#### Request:
Exactly reproduce the lines that follow.

Saved data entries
__________________________________________________
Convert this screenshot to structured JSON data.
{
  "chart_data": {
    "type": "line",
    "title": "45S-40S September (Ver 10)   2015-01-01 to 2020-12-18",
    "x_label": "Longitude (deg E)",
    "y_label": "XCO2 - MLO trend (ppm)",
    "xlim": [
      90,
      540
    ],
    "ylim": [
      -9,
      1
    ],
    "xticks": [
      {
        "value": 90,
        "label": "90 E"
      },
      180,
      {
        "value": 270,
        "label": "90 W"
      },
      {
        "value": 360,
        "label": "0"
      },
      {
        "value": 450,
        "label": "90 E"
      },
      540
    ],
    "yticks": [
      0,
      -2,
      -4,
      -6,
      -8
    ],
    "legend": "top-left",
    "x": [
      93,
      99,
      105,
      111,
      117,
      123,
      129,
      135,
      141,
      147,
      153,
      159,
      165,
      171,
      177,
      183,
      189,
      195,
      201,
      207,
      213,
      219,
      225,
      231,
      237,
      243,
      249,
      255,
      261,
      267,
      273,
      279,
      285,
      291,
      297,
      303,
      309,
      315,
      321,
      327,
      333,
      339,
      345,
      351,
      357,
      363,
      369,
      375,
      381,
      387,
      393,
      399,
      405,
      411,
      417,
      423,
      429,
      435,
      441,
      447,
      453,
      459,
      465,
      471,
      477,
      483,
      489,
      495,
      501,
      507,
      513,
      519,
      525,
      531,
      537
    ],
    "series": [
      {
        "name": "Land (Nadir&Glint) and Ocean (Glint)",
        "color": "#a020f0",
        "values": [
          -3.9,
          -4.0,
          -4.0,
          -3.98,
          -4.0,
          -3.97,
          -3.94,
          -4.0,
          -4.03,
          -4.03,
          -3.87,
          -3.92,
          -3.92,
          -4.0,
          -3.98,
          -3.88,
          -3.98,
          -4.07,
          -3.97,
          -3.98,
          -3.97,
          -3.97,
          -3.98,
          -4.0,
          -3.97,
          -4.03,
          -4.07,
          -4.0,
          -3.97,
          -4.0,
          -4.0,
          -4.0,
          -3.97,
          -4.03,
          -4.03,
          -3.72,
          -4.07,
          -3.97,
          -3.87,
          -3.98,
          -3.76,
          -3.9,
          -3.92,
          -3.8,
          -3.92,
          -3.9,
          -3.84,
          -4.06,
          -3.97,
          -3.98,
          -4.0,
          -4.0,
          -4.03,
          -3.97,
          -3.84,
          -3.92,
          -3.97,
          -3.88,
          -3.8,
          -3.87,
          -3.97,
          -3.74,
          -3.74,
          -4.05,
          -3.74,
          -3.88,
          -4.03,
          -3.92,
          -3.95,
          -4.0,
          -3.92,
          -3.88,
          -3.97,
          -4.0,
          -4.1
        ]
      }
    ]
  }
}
__________________________________________________
#### Answer to the task:
Convert this screenshot to structured JSON data.
{
  "chart_data": {
    "type": "line",
    "title": "45S-40S September (Ver 10)   2015-01-01 to 2020-12-18",
    "x_label": "Longitude (deg E)",
    "y_label": "XCO2 - MLO trend (ppm)",
    "xlim": [
      90,
      540
    ],
    "ylim": [
      -9,
      1
    ],
    "xticks": [
      {
        "value": 90,
        "label": "90 E"
      },
      180,
      {
        "value": 270,
        "label": "90 W"
      },
      {
        "value": 360,
        "label": "0"
      },
      {
        "value": 450,
        "label": "90 E"
      },
      540
    ],
    "yticks": [
      0,
      -2,
      -4,
      -6,
      -8
    ],
    "legend": "top-left",
    "x": [
      93,
      99,
      105,
      111,
      117,
      123,
      129,
      135,
      141,
      147,
      153,
      159,
      165,
      171,
      177,
      183,
      189,
      195,
      201,
      207,
      213,
      219,
      225,
      231,
      237,
      243,
      249,
      255,
      261,
      267,
      273,
      279,
      285,
      291,
      297,
      303,
      309,
      315,
      321,
      327,
      333,
      339,
      345,
      351,
      357,
      363,
      369,
      375,
      381,
      387,
      393,
      399,
      405,
      411,
      417,
      423,
      429,
      435,
      441,
      447,
      453,
      459,
      465,
      471,
      477,
      483,
      489,
      495,
      501,
      507,
      513,
      519,
      525,
      531,
      537
    ],
    "series": [
      {
        "name": "Land (Nadir&Glint) and Ocean (Glint)",
        "color": "#a020f0",
        "values": [
          -3.9,
          -4.0,
          -4.0,
          -3.98,
          -4.0,
          -3.97,
          -3.94,
          -4.0,
          -4.03,
          -4.03,
          -3.87,
          -3.92,
          -3.92,
          -4.0,
          -3.98,
          -3.88,
          -3.98,
          -4.07,
          -3.97,
          -3.98,
          -3.97,
          -3.97,
          -3.98,
          -4.0,
          -3.97,
          -4.03,
          -4.07,
          -4.0,
          -3.97,
          -4.0,
          -4.0,
          -4.0,
          -3.97,
          -4.03,
          -4.03,
          -3.72,
          -4.07,
          -3.97,
          -3.87,
          -3.98,
          -3.76,
          -3.9,
          -3.92,
          -3.8,
          -3.92,
          -3.9,
          -3.84,
          -4.06,
          -3.97,
          -3.98,
          -4.0,
          -4.0,
          -4.03,
          -3.97,
          -3.84,
          -3.92,
          -3.97,
          -3.88,
          -3.8,
          -3.87,
          -3.97,
          -3.74,
          -3.74,
          -4.05,
          -3.74,
          -3.88,
          -4.03,
          -3.92,
          -3.95,
          -4.0,
          -3.92,
          -3.88,
          -3.97,
          -4.0,
          -4.1
        ]
      }
    ]
  }
}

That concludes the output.